Records about charts and figures
━━━━━━━━━━━━━━━━━━━━

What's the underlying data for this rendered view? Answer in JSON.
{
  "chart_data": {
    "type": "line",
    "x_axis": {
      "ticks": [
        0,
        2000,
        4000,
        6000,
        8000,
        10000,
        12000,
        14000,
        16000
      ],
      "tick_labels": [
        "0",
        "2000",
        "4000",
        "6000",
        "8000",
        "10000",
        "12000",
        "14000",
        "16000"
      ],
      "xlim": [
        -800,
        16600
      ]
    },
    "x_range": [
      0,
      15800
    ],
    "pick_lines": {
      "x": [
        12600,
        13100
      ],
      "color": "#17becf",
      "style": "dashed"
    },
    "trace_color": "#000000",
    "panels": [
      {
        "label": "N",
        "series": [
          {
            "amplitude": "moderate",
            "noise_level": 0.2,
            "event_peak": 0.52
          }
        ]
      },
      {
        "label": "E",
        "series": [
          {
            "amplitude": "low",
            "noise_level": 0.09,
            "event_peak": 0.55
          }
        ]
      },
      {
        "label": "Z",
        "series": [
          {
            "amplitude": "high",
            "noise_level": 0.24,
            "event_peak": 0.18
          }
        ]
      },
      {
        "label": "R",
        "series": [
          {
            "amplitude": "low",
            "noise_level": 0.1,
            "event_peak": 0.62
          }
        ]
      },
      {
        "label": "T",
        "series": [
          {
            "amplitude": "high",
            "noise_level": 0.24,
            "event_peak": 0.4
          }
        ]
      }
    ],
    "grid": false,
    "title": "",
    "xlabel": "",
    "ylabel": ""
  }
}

━━━━━━━━━━━━━━━━━━━━

What you should do — Output the records verbatim, from the first line to the last.

Result below —
What's the underlying data for this rendered view? Answer in JSON.
{
  "chart_data": {
    "type": "line",
    "x_axis": {
      "ticks": [
        0,
        2000,
        4000,
        6000,
        8000,
        10000,
        12000,
        14000,
        16000
      ],
      "tick_labels": [
        "0",
        "2000",
        "4000",
        "6000",
        "8000",
        "10000",
        "12000",
        "14000",
        "16000"
      ],
      "xlim": [
        -800,
        16600
      ]
    },
    "x_range": [
      0,
      15800
    ],
    "pick_lines": {
      "x": [
        12600,
        13100
      ],
      "color": "#17becf",
      "style": "dashed"
    },
    "trace_color": "#000000",
    "panels": [
      {
        "label": "N",
        "series": [
          {
            "amplitude": "moderate",
            "noise_level": 0.2,
            "event_peak": 0.52
          }
        ]
      },
      {
        "label": "E",
        "series": [
          {
            "amplitude": "low",
            "noise_level": 0.09,
            "event_peak": 0.55
          }
        ]
      },
      {
        "label": "Z",
        "series": [
          {
            "amplitude": "high",
            "noise_level": 0.24,
            "event_peak": 0.18
          }
        ]
      },
      {
        "label": "R",
        "series": [
          {
            "amplitude": "low",
            "noise_level": 0.1,
            "event_peak": 0.62
          }
        ]
      },
      {
        "label": "T",
        "series": [
          {
            "amplitude": "high",
            "noise_level": 0.24,
            "event_peak": 0.4
          }
        ]
      }
    ],
    "grid": false,
    "title": "",
    "xlabel": "",
    "ylabel": ""
  }
}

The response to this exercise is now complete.